AIM -> Can you copy out the data exactly? Leave the images out.

TASK INPUT ->
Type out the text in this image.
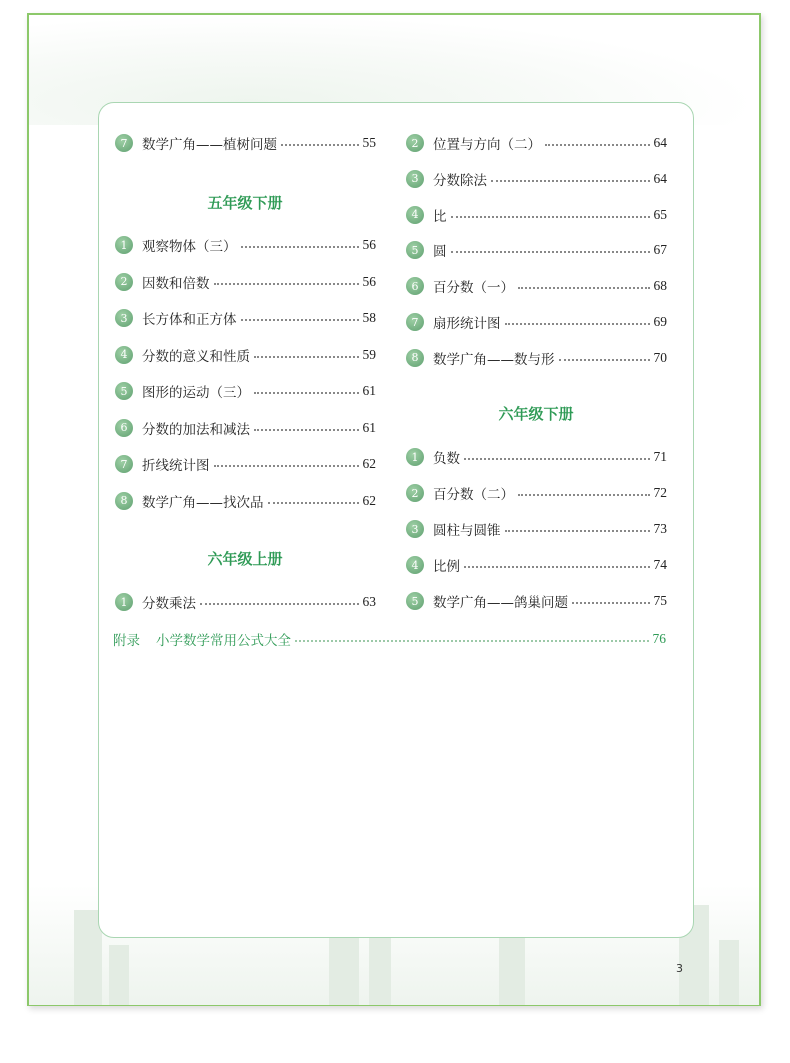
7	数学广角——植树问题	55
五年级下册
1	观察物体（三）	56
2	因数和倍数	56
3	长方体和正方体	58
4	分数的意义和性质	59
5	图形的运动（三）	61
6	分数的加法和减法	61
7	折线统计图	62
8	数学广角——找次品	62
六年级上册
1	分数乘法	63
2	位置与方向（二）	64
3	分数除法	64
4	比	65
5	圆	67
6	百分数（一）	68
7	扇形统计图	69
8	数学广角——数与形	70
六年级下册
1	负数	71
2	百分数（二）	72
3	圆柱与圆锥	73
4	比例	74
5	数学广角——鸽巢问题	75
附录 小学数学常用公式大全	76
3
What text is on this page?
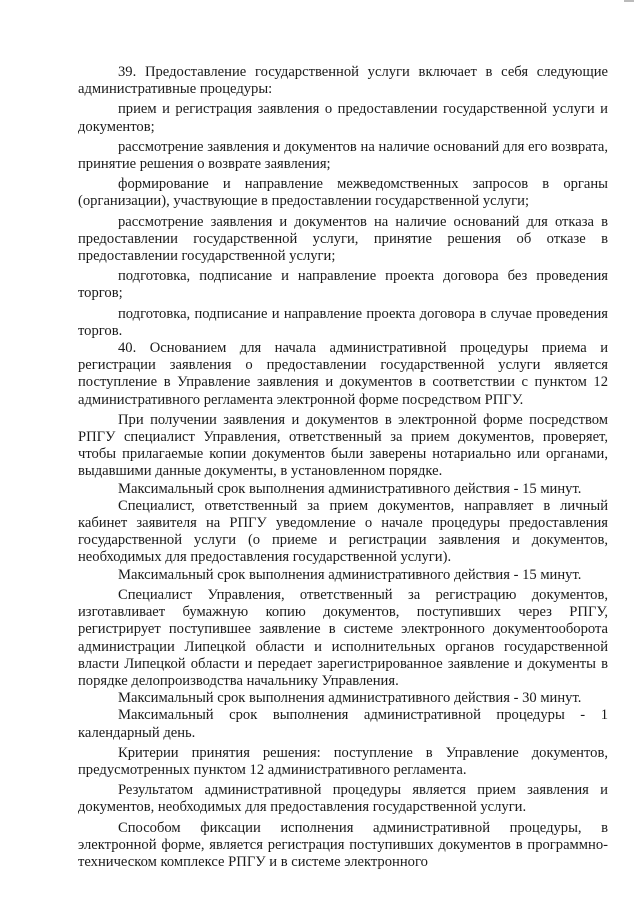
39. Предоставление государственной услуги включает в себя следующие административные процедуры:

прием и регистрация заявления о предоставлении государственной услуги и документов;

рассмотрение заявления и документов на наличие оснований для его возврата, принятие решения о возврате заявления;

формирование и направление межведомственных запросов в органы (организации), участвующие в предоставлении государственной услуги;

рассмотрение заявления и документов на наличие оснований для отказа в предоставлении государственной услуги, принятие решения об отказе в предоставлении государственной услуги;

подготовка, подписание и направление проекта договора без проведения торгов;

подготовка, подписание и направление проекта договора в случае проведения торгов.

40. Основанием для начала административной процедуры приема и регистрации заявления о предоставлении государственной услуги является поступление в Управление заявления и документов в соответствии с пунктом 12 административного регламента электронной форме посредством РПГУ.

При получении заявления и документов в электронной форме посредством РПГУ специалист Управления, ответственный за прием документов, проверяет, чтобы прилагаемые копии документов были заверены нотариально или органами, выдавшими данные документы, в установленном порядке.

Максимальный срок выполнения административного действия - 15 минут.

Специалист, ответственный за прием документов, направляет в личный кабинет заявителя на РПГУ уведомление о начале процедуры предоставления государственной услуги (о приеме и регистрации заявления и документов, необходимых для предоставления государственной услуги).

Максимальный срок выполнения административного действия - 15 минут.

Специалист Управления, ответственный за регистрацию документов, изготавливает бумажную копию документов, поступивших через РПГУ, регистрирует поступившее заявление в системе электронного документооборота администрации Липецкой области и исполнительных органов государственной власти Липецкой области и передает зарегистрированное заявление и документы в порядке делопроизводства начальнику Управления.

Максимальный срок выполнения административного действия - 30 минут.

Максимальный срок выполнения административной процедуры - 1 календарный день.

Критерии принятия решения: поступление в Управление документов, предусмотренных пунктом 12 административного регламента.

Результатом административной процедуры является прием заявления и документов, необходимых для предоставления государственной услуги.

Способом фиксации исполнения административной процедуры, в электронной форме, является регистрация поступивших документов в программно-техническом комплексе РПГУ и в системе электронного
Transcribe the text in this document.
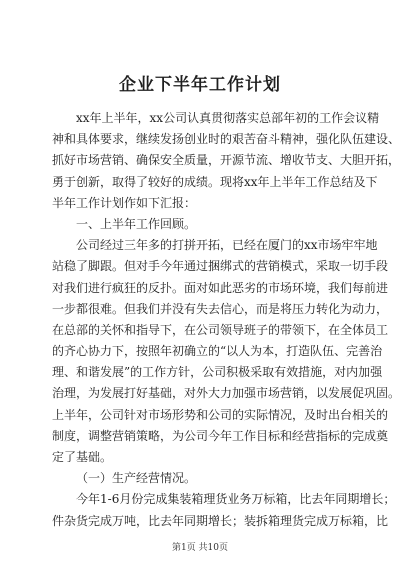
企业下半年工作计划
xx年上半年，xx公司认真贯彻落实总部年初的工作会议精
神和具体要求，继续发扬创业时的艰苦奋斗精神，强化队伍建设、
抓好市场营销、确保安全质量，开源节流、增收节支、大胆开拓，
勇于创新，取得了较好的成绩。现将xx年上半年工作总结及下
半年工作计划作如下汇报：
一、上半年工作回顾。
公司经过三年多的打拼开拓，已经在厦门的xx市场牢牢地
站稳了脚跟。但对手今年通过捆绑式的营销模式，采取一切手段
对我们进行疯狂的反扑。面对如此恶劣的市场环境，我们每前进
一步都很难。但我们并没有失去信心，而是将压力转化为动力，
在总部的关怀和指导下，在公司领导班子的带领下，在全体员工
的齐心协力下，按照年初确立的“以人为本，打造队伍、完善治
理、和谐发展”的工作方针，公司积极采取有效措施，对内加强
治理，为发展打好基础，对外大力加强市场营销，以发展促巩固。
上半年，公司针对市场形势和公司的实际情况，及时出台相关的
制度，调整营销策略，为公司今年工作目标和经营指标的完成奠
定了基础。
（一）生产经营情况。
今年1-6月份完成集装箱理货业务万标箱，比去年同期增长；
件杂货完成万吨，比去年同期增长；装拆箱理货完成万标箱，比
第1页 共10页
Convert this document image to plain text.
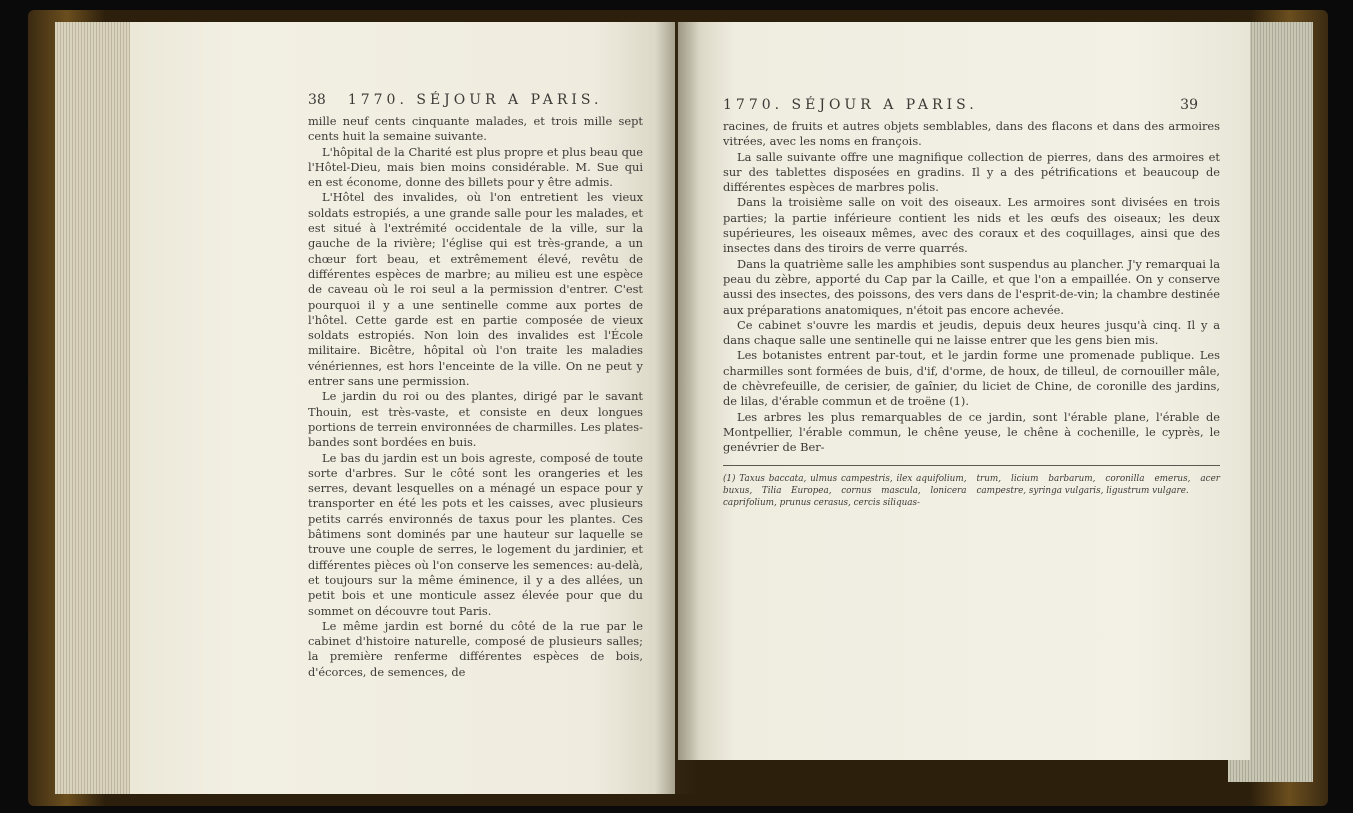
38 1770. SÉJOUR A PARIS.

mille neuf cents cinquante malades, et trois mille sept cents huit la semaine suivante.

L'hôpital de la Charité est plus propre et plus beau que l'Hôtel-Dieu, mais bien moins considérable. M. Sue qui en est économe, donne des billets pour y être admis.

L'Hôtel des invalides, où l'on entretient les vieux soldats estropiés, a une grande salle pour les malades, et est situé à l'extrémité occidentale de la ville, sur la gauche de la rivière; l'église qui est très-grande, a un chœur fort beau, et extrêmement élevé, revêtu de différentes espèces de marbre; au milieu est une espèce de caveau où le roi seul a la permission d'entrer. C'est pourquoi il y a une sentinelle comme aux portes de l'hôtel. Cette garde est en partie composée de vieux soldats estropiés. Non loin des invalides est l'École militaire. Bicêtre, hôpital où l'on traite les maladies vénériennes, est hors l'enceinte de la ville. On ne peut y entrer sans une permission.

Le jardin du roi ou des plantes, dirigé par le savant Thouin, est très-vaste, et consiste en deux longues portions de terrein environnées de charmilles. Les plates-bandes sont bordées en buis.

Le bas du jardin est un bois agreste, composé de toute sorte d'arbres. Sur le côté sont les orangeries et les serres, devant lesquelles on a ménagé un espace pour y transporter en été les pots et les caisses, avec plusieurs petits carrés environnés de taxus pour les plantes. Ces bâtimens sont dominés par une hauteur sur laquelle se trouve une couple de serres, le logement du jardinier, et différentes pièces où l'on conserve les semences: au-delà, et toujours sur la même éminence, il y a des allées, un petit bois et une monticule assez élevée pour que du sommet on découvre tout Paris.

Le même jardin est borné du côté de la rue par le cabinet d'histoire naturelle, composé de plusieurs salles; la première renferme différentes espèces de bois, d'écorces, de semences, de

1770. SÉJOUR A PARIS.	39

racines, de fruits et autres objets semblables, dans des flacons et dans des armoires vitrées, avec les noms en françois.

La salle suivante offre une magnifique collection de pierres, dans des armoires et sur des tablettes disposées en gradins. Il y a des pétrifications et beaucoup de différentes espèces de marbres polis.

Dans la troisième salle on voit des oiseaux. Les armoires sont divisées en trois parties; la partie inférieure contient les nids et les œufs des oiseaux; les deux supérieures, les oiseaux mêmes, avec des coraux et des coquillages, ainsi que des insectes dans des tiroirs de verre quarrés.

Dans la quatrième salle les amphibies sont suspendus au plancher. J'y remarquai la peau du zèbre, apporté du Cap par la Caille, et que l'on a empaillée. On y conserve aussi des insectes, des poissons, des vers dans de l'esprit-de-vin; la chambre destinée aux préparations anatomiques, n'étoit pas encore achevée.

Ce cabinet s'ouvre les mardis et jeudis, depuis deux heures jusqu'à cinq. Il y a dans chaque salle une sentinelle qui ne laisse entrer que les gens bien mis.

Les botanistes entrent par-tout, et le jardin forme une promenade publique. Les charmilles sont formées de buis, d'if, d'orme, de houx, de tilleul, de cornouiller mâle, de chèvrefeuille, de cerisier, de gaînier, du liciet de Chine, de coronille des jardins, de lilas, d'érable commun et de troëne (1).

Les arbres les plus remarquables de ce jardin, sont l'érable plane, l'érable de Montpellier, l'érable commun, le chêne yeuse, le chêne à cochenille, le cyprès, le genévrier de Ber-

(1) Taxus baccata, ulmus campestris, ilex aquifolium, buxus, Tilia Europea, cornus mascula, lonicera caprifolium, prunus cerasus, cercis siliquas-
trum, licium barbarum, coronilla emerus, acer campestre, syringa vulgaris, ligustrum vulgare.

SOLUTION BELOW ->
Type out the text in this image.
7	数学广角——植树问题	55
五年级下册
1	观察物体（三）	56
2	因数和倍数	56
3	长方体和正方体	58
4	分数的意义和性质	59
5	图形的运动（三）	61
6	分数的加法和减法	61
7	折线统计图	62
8	数学广角——找次品	62
六年级上册
1	分数乘法	63
2	位置与方向（二）	64
3	分数除法	64
4	比	65
5	圆	67
6	百分数（一）	68
7	扇形统计图	69
8	数学广角——数与形	70
六年级下册
1	负数	71
2	百分数（二）	72
3	圆柱与圆锥	73
4	比例	74
5	数学广角——鸽巢问题	75
附录 小学数学常用公式大全	76
3
What text is on this page?
39. Предоставление государственной услуги включает в себя следующие административные процедуры:

прием и регистрация заявления о предоставлении государственной услуги и документов;

рассмотрение заявления и документов на наличие оснований для его возврата, принятие решения о возврате заявления;

формирование и направление межведомственных запросов в органы (организации), участвующие в предоставлении государственной услуги;

рассмотрение заявления и документов на наличие оснований для отказа в предоставлении государственной услуги, принятие решения об отказе в предоставлении государственной услуги;

подготовка, подписание и направление проекта договора без проведения торгов;

подготовка, подписание и направление проекта договора в случае проведения торгов.

40. Основанием для начала административной процедуры приема и регистрации заявления о предоставлении государственной услуги является поступление в Управление заявления и документов в соответствии с пунктом 12 административного регламента электронной форме посредством РПГУ.

При получении заявления и документов в электронной форме посредством РПГУ специалист Управления, ответственный за прием документов, проверяет, чтобы прилагаемые копии документов были заверены нотариально или органами, выдавшими данные документы, в установленном порядке.

Максимальный срок выполнения административного действия - 15 минут.

Специалист, ответственный за прием документов, направляет в личный кабинет заявителя на РПГУ уведомление о начале процедуры предоставления государственной услуги (о приеме и регистрации заявления и документов, необходимых для предоставления государственной услуги).

Максимальный срок выполнения административного действия - 15 минут.

Специалист Управления, ответственный за регистрацию документов, изготавливает бумажную копию документов, поступивших через РПГУ, регистрирует поступившее заявление в системе электронного документооборота администрации Липецкой области и исполнительных органов государственной власти Липецкой области и передает зарегистрированное заявление и документы в порядке делопроизводства начальнику Управления.

Максимальный срок выполнения административного действия - 30 минут.

Максимальный срок выполнения административной процедуры - 1 календарный день.

Критерии принятия решения: поступление в Управление документов, предусмотренных пунктом 12 административного регламента.

Результатом административной процедуры является прием заявления и документов, необходимых для предоставления государственной услуги.

Способом фиксации исполнения административной процедуры, в электронной форме, является регистрация поступивших документов в программно-техническом комплексе РПГУ и в системе электронного
Transcribe the text in this document.
企业下半年工作计划
xx年上半年，xx公司认真贯彻落实总部年初的工作会议精
神和具体要求，继续发扬创业时的艰苦奋斗精神，强化队伍建设、
抓好市场营销、确保安全质量，开源节流、增收节支、大胆开拓，
勇于创新，取得了较好的成绩。现将xx年上半年工作总结及下
半年工作计划作如下汇报：
一、上半年工作回顾。
公司经过三年多的打拼开拓，已经在厦门的xx市场牢牢地
站稳了脚跟。但对手今年通过捆绑式的营销模式，采取一切手段
对我们进行疯狂的反扑。面对如此恶劣的市场环境，我们每前进
一步都很难。但我们并没有失去信心，而是将压力转化为动力，
在总部的关怀和指导下，在公司领导班子的带领下，在全体员工
的齐心协力下，按照年初确立的“以人为本，打造队伍、完善治
理、和谐发展”的工作方针，公司积极采取有效措施，对内加强
治理，为发展打好基础，对外大力加强市场营销，以发展促巩固。
上半年，公司针对市场形势和公司的实际情况，及时出台相关的
制度，调整营销策略，为公司今年工作目标和经营指标的完成奠
定了基础。
（一）生产经营情况。
今年1-6月份完成集装箱理货业务万标箱，比去年同期增长；
件杂货完成万吨，比去年同期增长；装拆箱理货完成万标箱，比
第1页 共10页
Convert this document image to plain text.
38 1770. SÉJOUR A PARIS.

mille neuf cents cinquante malades, et trois mille sept cents huit la semaine suivante.

L'hôpital de la Charité est plus propre et plus beau que l'Hôtel-Dieu, mais bien moins considérable. M. Sue qui en est économe, donne des billets pour y être admis.

L'Hôtel des invalides, où l'on entretient les vieux soldats estropiés, a une grande salle pour les malades, et est situé à l'extrémité occidentale de la ville, sur la gauche de la rivière; l'église qui est très-grande, a un chœur fort beau, et extrêmement élevé, revêtu de différentes espèces de marbre; au milieu est une espèce de caveau où le roi seul a la permission d'entrer. C'est pourquoi il y a une sentinelle comme aux portes de l'hôtel. Cette garde est en partie composée de vieux soldats estropiés. Non loin des invalides est l'École militaire. Bicêtre, hôpital où l'on traite les maladies vénériennes, est hors l'enceinte de la ville. On ne peut y entrer sans une permission.

Le jardin du roi ou des plantes, dirigé par le savant Thouin, est très-vaste, et consiste en deux longues portions de terrein environnées de charmilles. Les plates-bandes sont bordées en buis.

Le bas du jardin est un bois agreste, composé de toute sorte d'arbres. Sur le côté sont les orangeries et les serres, devant lesquelles on a ménagé un espace pour y transporter en été les pots et les caisses, avec plusieurs petits carrés environnés de taxus pour les plantes. Ces bâtimens sont dominés par une hauteur sur laquelle se trouve une couple de serres, le logement du jardinier, et différentes pièces où l'on conserve les semences: au-delà, et toujours sur la même éminence, il y a des allées, un petit bois et une monticule assez élevée pour que du sommet on découvre tout Paris.

Le même jardin est borné du côté de la rue par le cabinet d'histoire naturelle, composé de plusieurs salles; la première renferme différentes espèces de bois, d'écorces, de semences, de

1770. SÉJOUR A PARIS.	39

racines, de fruits et autres objets semblables, dans des flacons et dans des armoires vitrées, avec les noms en françois.

La salle suivante offre une magnifique collection de pierres, dans des armoires et sur des tablettes disposées en gradins. Il y a des pétrifications et beaucoup de différentes espèces de marbres polis.

Dans la troisième salle on voit des oiseaux. Les armoires sont divisées en trois parties; la partie inférieure contient les nids et les œufs des oiseaux; les deux supérieures, les oiseaux mêmes, avec des coraux et des coquillages, ainsi que des insectes dans des tiroirs de verre quarrés.

Dans la quatrième salle les amphibies sont suspendus au plancher. J'y remarquai la peau du zèbre, apporté du Cap par la Caille, et que l'on a empaillée. On y conserve aussi des insectes, des poissons, des vers dans de l'esprit-de-vin; la chambre destinée aux préparations anatomiques, n'étoit pas encore achevée.

Ce cabinet s'ouvre les mardis et jeudis, depuis deux heures jusqu'à cinq. Il y a dans chaque salle une sentinelle qui ne laisse entrer que les gens bien mis.

Les botanistes entrent par-tout, et le jardin forme une promenade publique. Les charmilles sont formées de buis, d'if, d'orme, de houx, de tilleul, de cornouiller mâle, de chèvrefeuille, de cerisier, de gaînier, du liciet de Chine, de coronille des jardins, de lilas, d'érable commun et de troëne (1).

Les arbres les plus remarquables de ce jardin, sont l'érable plane, l'érable de Montpellier, l'érable commun, le chêne yeuse, le chêne à cochenille, le cyprès, le genévrier de Ber-

(1) Taxus baccata, ulmus campestris, ilex aquifolium, buxus, Tilia Europea, cornus mascula, lonicera caprifolium, prunus cerasus, cercis siliquas-
trum, licium barbarum, coronilla emerus, acer campestre, syringa vulgaris, ligustrum vulgare.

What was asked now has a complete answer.